PROVIDED RECORDS ::
━━━━━━

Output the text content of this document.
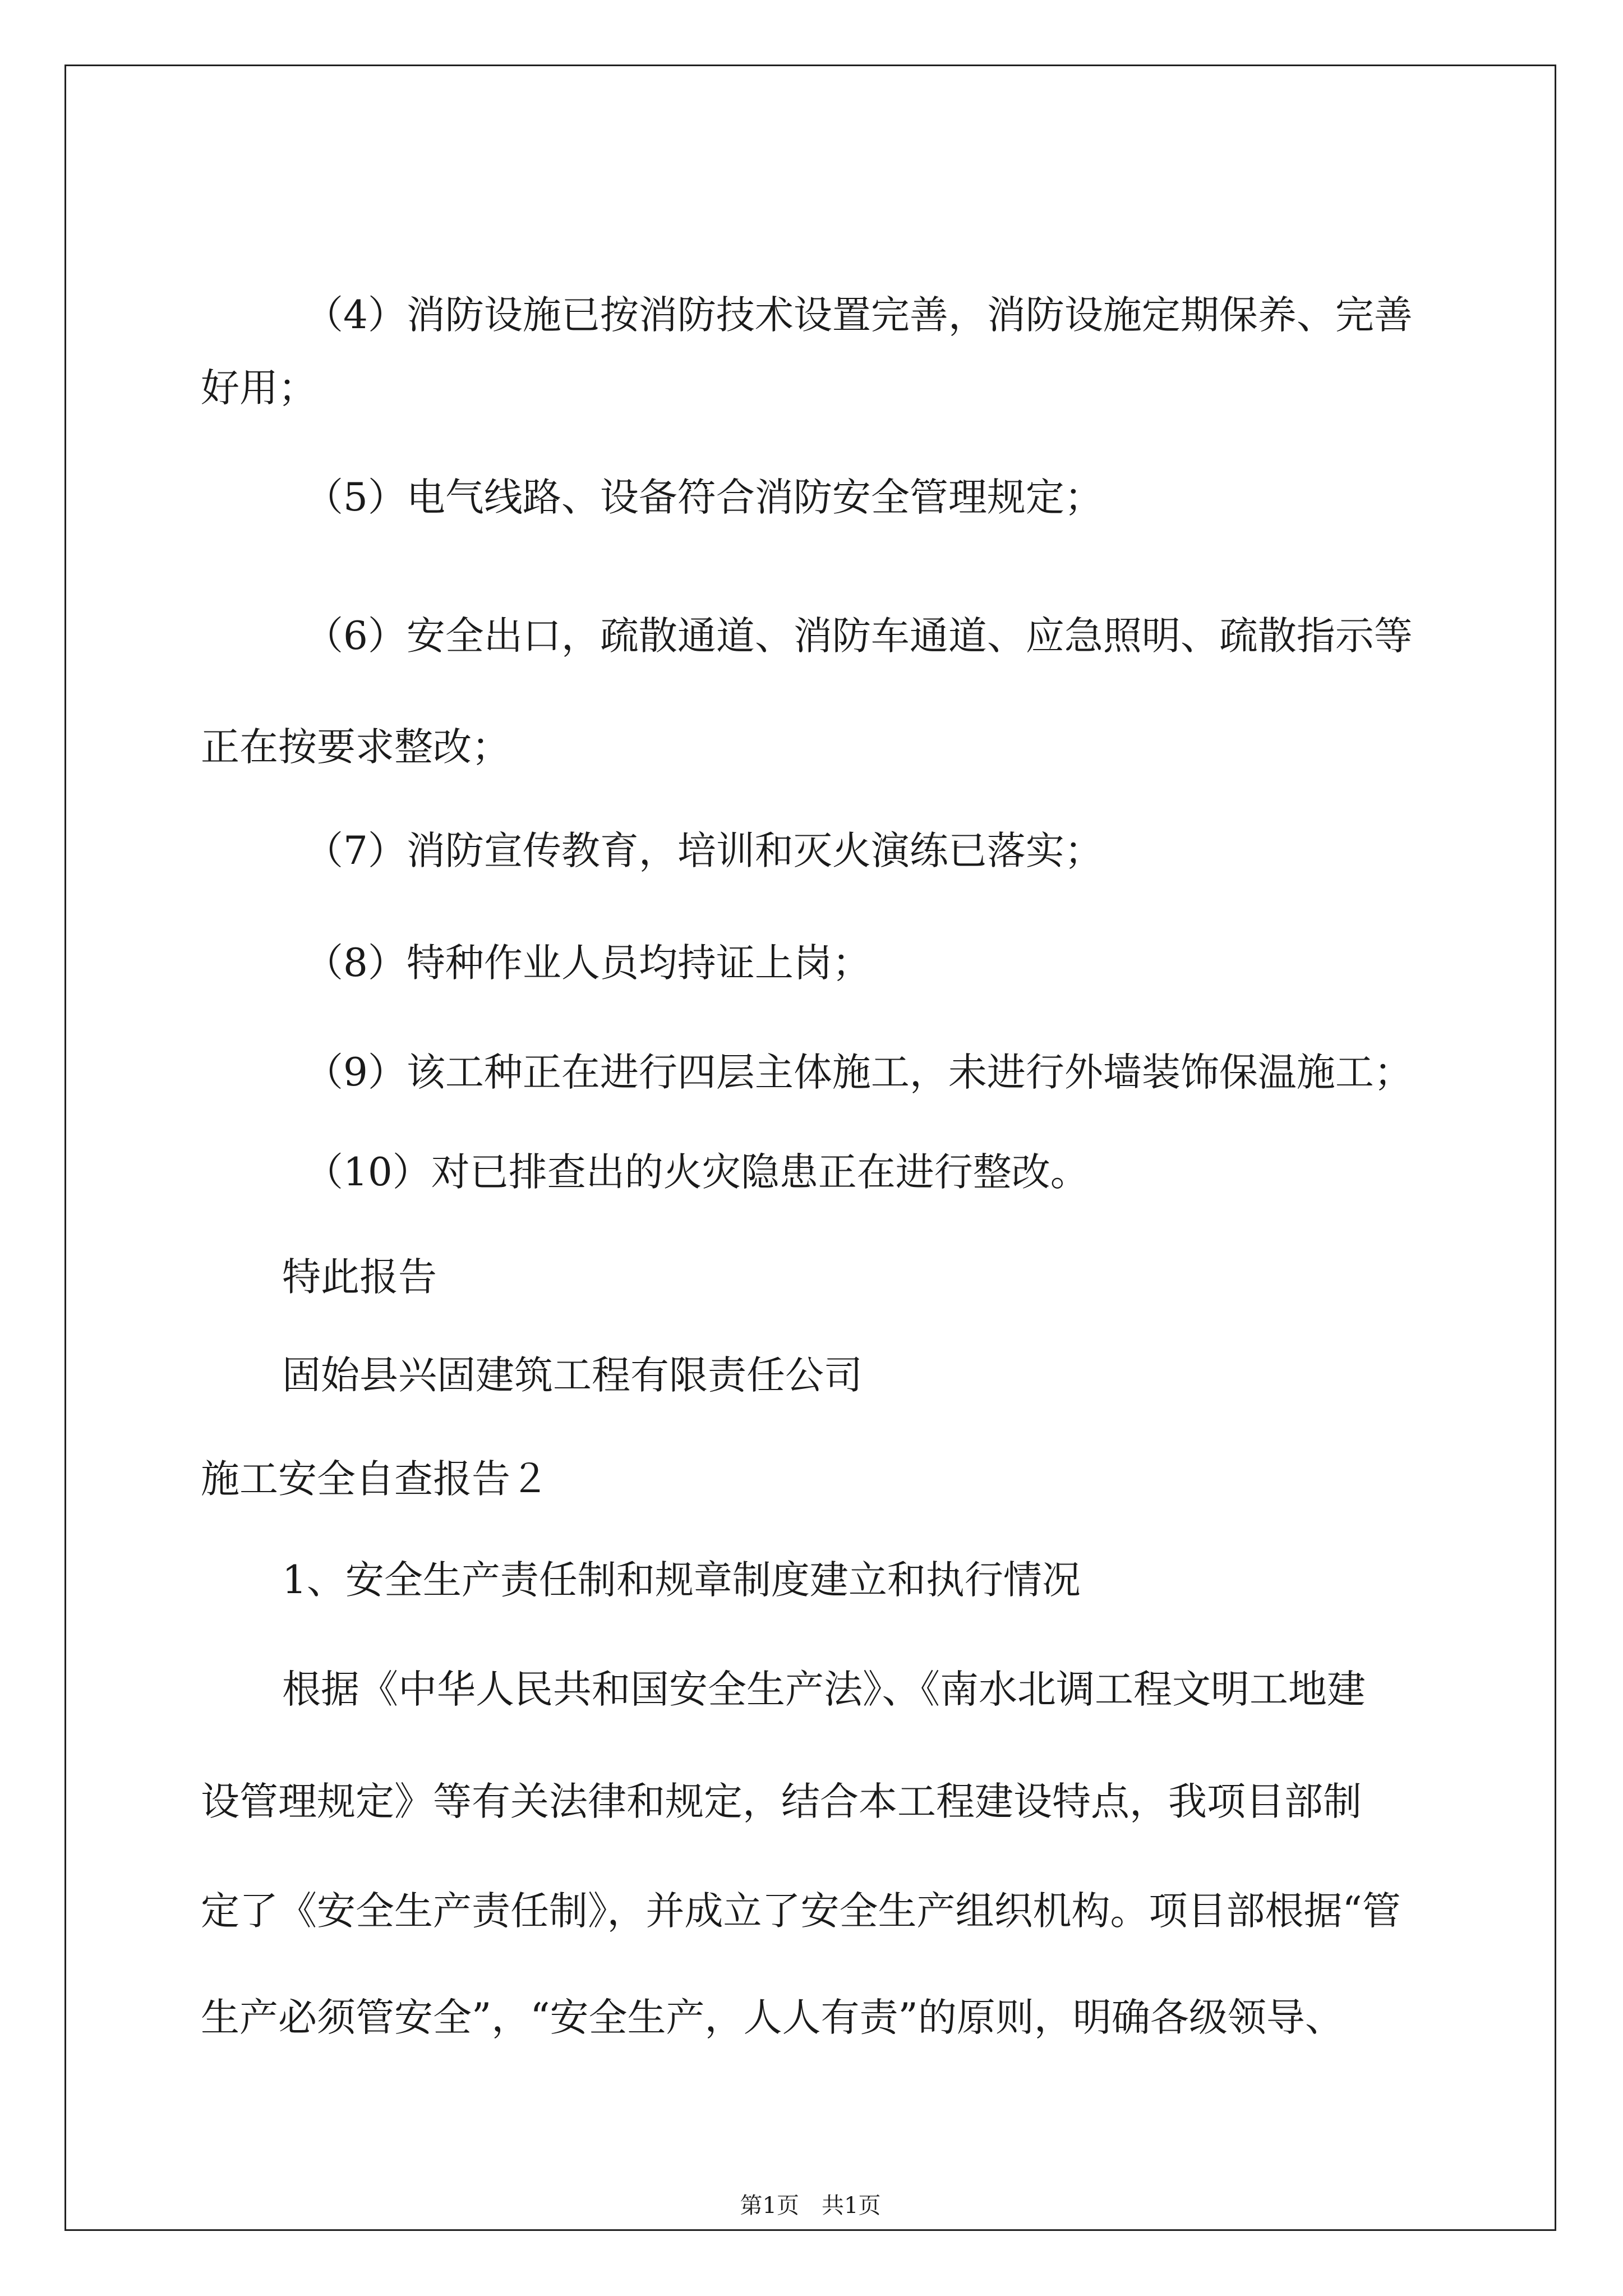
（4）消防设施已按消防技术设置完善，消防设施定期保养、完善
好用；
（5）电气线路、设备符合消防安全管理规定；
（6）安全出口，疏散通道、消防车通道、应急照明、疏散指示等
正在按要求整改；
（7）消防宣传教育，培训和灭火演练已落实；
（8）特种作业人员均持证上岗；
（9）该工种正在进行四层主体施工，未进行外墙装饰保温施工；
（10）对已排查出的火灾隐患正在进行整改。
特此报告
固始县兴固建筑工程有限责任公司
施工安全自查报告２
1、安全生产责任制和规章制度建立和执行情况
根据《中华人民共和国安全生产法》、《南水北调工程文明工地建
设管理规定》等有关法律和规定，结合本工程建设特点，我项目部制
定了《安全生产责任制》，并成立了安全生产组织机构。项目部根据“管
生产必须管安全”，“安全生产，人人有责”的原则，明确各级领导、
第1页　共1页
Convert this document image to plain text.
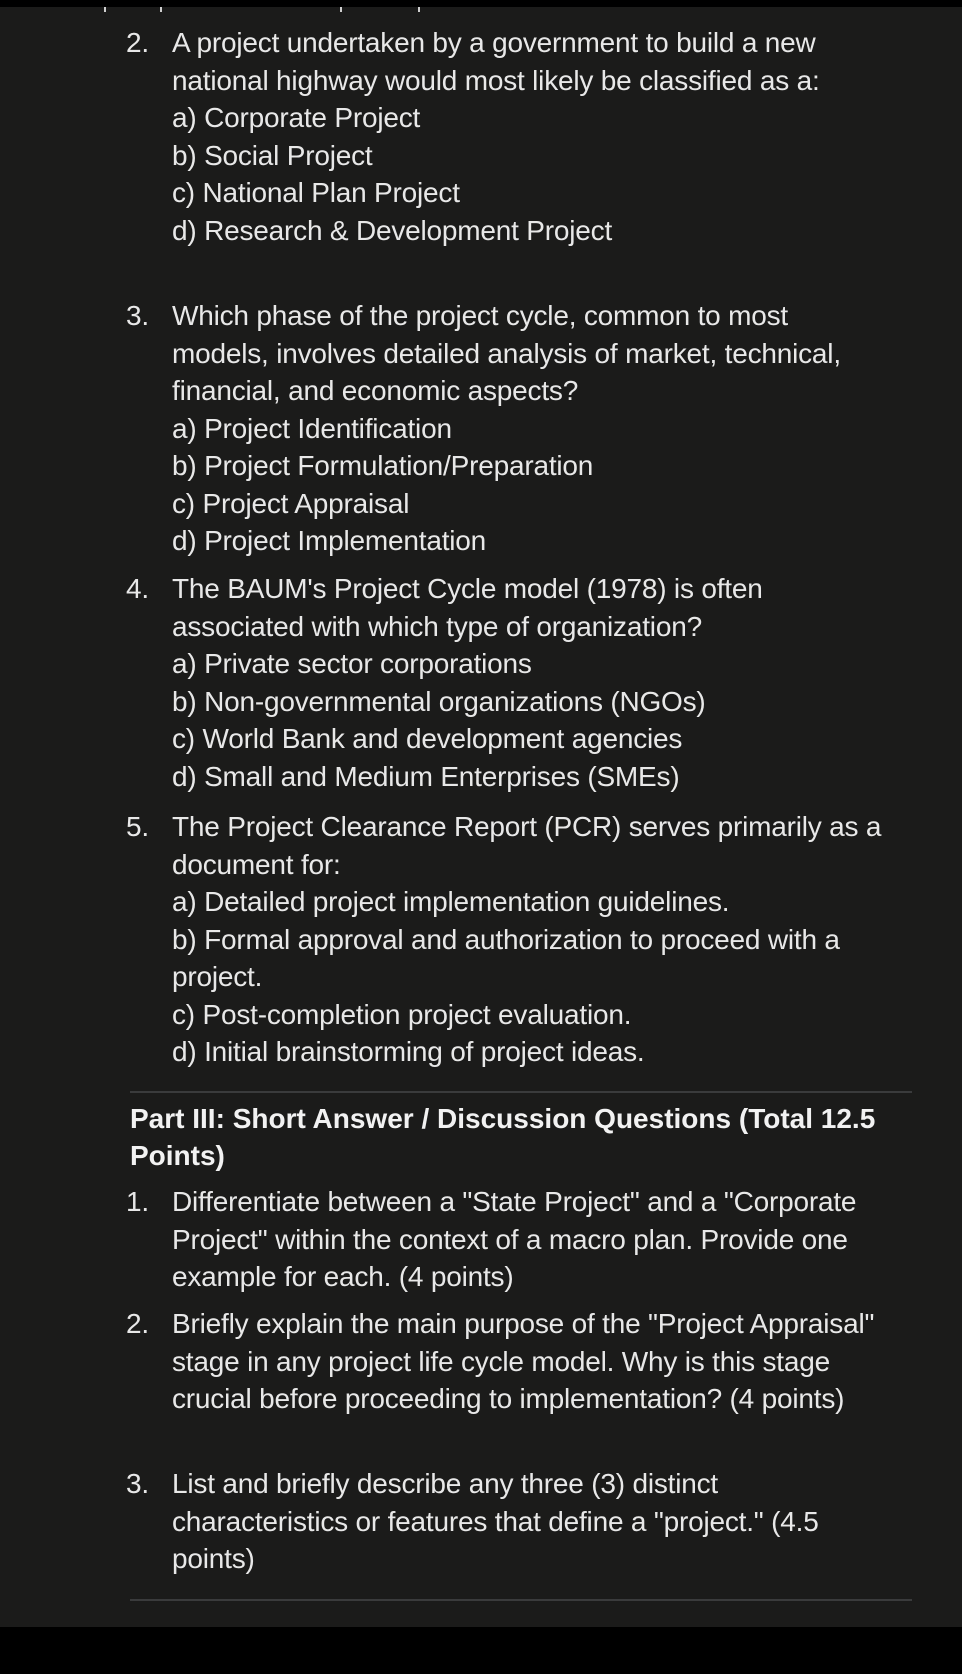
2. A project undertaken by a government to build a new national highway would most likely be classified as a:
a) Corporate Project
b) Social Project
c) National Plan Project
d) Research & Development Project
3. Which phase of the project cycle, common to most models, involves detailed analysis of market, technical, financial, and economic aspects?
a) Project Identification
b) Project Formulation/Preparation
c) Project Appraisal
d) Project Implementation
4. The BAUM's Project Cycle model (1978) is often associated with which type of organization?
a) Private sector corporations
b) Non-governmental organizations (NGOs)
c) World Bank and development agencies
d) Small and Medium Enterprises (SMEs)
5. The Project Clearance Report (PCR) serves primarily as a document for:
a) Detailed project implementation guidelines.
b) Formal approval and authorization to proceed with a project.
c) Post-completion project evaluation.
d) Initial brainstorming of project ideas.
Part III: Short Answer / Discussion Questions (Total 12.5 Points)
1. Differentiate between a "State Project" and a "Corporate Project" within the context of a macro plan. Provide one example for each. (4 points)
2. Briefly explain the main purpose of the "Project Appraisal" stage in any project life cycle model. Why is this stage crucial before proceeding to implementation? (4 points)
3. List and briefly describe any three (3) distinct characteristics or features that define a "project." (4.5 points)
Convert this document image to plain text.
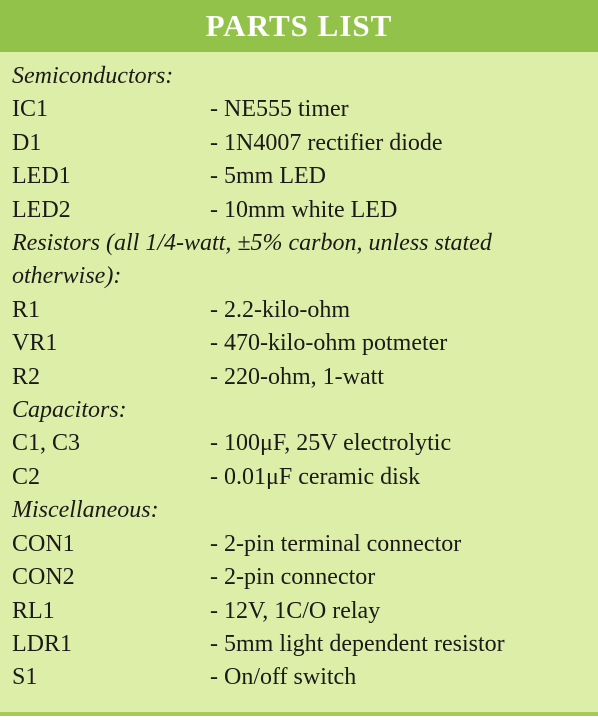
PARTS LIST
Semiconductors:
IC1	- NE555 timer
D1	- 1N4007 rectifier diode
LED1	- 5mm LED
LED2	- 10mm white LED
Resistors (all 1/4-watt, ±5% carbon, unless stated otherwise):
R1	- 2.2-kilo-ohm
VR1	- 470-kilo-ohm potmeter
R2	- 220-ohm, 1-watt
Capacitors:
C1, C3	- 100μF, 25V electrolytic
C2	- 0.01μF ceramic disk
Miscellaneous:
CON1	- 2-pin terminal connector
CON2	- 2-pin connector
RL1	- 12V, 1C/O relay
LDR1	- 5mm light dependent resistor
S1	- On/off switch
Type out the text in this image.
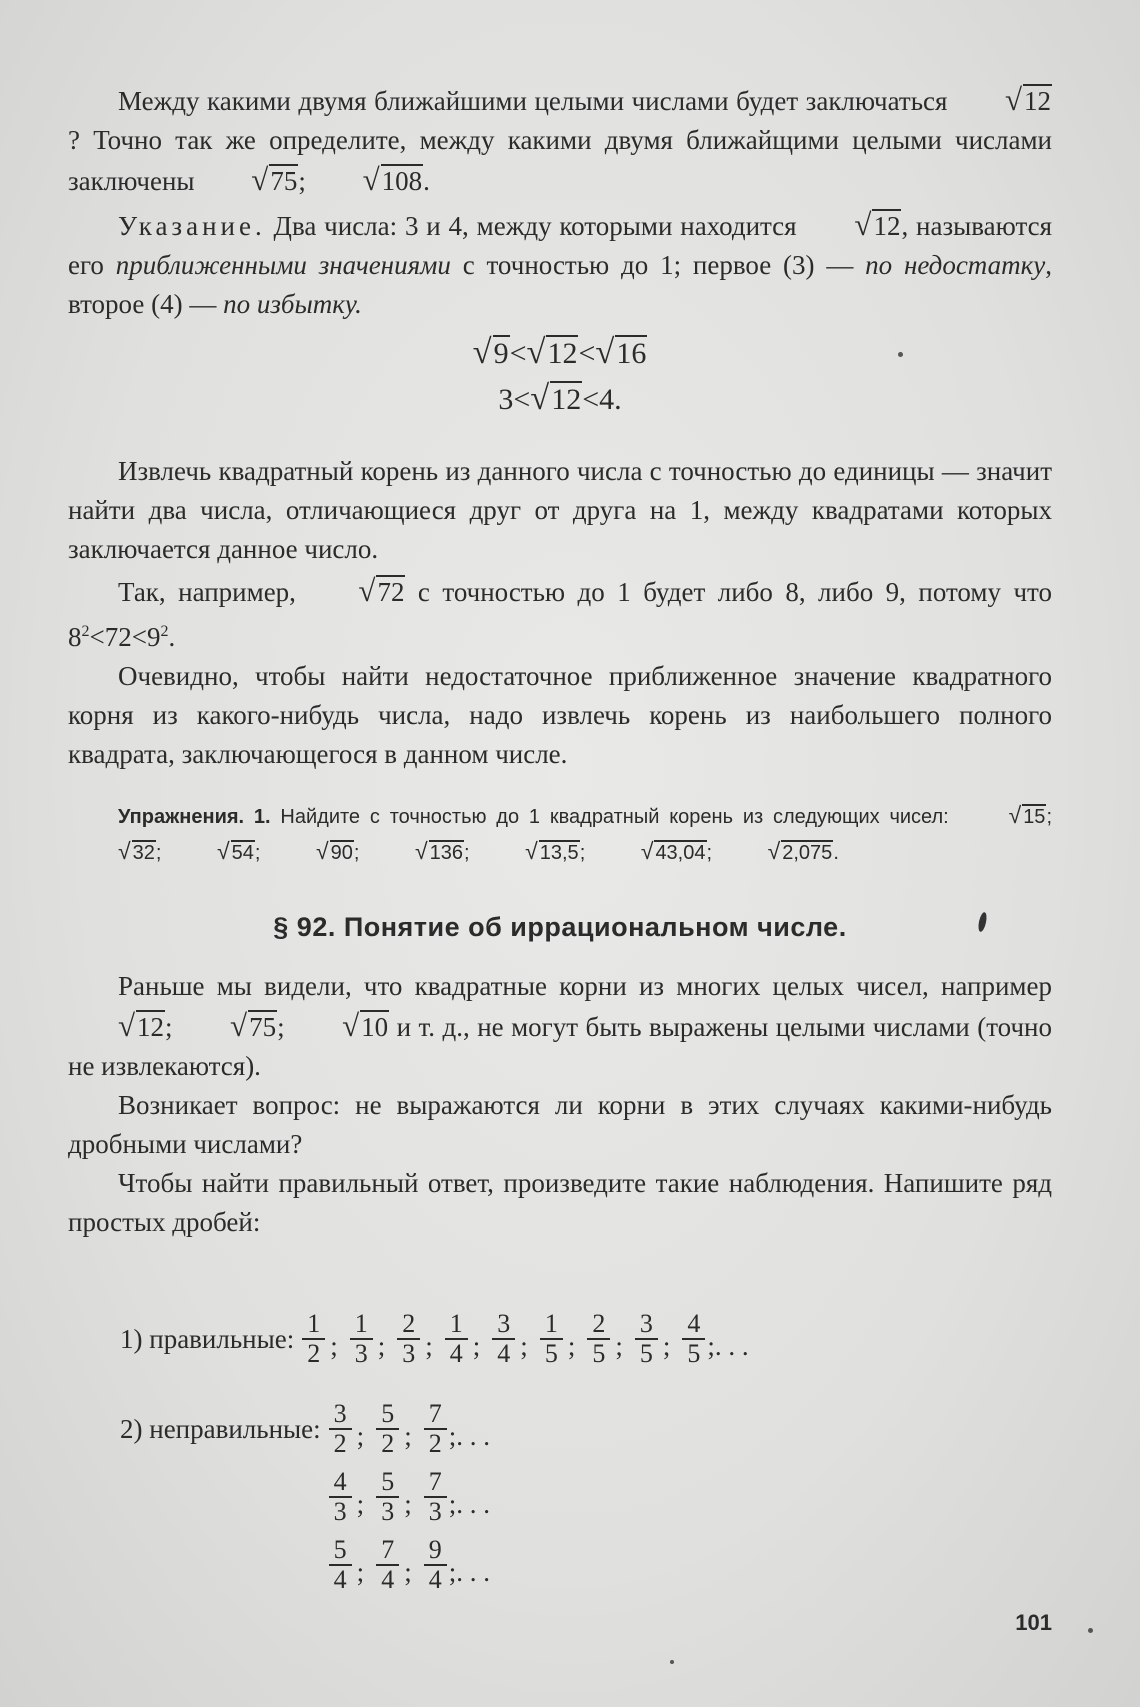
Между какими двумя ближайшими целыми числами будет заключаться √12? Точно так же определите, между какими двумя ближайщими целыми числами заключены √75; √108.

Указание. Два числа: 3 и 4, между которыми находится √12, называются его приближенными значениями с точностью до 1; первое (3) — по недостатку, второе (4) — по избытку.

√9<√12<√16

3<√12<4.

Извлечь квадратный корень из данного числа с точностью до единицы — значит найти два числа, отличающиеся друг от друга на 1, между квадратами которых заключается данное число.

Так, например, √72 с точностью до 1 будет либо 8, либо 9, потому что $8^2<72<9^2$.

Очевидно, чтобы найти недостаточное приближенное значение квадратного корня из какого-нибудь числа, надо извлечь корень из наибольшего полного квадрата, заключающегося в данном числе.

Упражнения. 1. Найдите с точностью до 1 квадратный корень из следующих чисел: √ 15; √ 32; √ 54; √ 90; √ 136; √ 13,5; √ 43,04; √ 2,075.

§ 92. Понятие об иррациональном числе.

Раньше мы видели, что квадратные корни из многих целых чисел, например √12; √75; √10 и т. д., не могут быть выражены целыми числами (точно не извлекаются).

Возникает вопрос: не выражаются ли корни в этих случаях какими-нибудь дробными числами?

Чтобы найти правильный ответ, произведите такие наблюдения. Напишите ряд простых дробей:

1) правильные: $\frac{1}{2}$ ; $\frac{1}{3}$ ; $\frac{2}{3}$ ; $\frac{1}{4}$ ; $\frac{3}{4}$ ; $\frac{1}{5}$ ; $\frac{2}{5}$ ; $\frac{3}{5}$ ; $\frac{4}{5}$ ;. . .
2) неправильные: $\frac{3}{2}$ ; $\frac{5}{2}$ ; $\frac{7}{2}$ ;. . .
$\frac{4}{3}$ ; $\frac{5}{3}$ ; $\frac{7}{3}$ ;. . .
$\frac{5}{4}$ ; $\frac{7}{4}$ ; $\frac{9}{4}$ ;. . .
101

━━━━━━

In the copy, include all records verbatim but no images.

Output the text content of this document.
（4）消防设施已按消防技术设置完善，消防设施定期保养、完善
好用；
（5）电气线路、设备符合消防安全管理规定；
（6）安全出口，疏散通道、消防车通道、应急照明、疏散指示等
正在按要求整改；
（7）消防宣传教育，培训和灭火演练已落实；
（8）特种作业人员均持证上岗；
（9）该工种正在进行四层主体施工，未进行外墙装饰保温施工；
（10）对已排查出的火灾隐患正在进行整改。
特此报告
固始县兴固建筑工程有限责任公司
施工安全自查报告２
1、安全生产责任制和规章制度建立和执行情况
根据《中华人民共和国安全生产法》、《南水北调工程文明工地建
设管理规定》等有关法律和规定，结合本工程建设特点，我项目部制
定了《安全生产责任制》，并成立了安全生产组织机构。项目部根据“管
生产必须管安全”，“安全生产，人人有责”的原则，明确各级领导、
第1页　共1页
Convert this document image to plain text.
2. A project undertaken by a government to build a new national highway would most likely be classified as a:
a) Corporate Project
b) Social Project
c) National Plan Project
d) Research & Development Project
3. Which phase of the project cycle, common to most models, involves detailed analysis of market, technical, financial, and economic aspects?
a) Project Identification
b) Project Formulation/Preparation
c) Project Appraisal
d) Project Implementation
4. The BAUM's Project Cycle model (1978) is often associated with which type of organization?
a) Private sector corporations
b) Non-governmental organizations (NGOs)
c) World Bank and development agencies
d) Small and Medium Enterprises (SMEs)
5. The Project Clearance Report (PCR) serves primarily as a document for:
a) Detailed project implementation guidelines.
b) Formal approval and authorization to proceed with a project.
c) Post-completion project evaluation.
d) Initial brainstorming of project ideas.
Part III: Short Answer / Discussion Questions (Total 12.5 Points)
1. Differentiate between a "State Project" and a "Corporate Project" within the context of a macro plan. Provide one example for each. (4 points)
2. Briefly explain the main purpose of the "Project Appraisal" stage in any project life cycle model. Why is this stage crucial before proceeding to implementation? (4 points)
3. List and briefly describe any three (3) distinct characteristics or features that define a "project." (4.5 points)
Convert this document image to plain text.
PARTS LIST
Semiconductors:
IC1	- NE555 timer
D1	- 1N4007 rectifier diode
LED1	- 5mm LED
LED2	- 10mm white LED
Resistors (all 1/4-watt, ±5% carbon, unless stated otherwise):
R1	- 2.2-kilo-ohm
VR1	- 470-kilo-ohm potmeter
R2	- 220-ohm, 1-watt
Capacitors:
C1, C3	- 100μF, 25V electrolytic
C2	- 0.01μF ceramic disk
Miscellaneous:
CON1	- 2-pin terminal connector
CON2	- 2-pin connector
RL1	- 12V, 1C/O relay
LDR1	- 5mm light dependent resistor
S1	- On/off switch
Type out the text in this image.
Между какими двумя ближайшими целыми числами будет заключаться √12? Точно так же определите, между какими двумя ближайщими целыми числами заключены √75; √108.

Указание. Два числа: 3 и 4, между которыми находится √12, называются его приближенными значениями с точностью до 1; первое (3) — по недостатку, второе (4) — по избытку.

√9<√12<√16

3<√12<4.

Извлечь квадратный корень из данного числа с точностью до единицы — значит найти два числа, отличающиеся друг от друга на 1, между квадратами которых заключается данное число.

Так, например, √72 с точностью до 1 будет либо 8, либо 9, потому что $8^2<72<9^2$.

Очевидно, чтобы найти недостаточное приближенное значение квадратного корня из какого-нибудь числа, надо извлечь корень из наибольшего полного квадрата, заключающегося в данном числе.

Упражнения. 1. Найдите с точностью до 1 квадратный корень из следующих чисел: √ 15; √ 32; √ 54; √ 90; √ 136; √ 13,5; √ 43,04; √ 2,075.

§ 92. Понятие об иррациональном числе.

Раньше мы видели, что квадратные корни из многих целых чисел, например √12; √75; √10 и т. д., не могут быть выражены целыми числами (точно не извлекаются).

Возникает вопрос: не выражаются ли корни в этих случаях какими-нибудь дробными числами?

Чтобы найти правильный ответ, произведите такие наблюдения. Напишите ряд простых дробей:

1) правильные: $\frac{1}{2}$ ; $\frac{1}{3}$ ; $\frac{2}{3}$ ; $\frac{1}{4}$ ; $\frac{3}{4}$ ; $\frac{1}{5}$ ; $\frac{2}{5}$ ; $\frac{3}{5}$ ; $\frac{4}{5}$ ;. . .
2) неправильные: $\frac{3}{2}$ ; $\frac{5}{2}$ ; $\frac{7}{2}$ ;. . .
$\frac{4}{3}$ ; $\frac{5}{3}$ ; $\frac{7}{3}$ ;. . .
$\frac{5}{4}$ ; $\frac{7}{4}$ ; $\frac{9}{4}$ ;. . .
101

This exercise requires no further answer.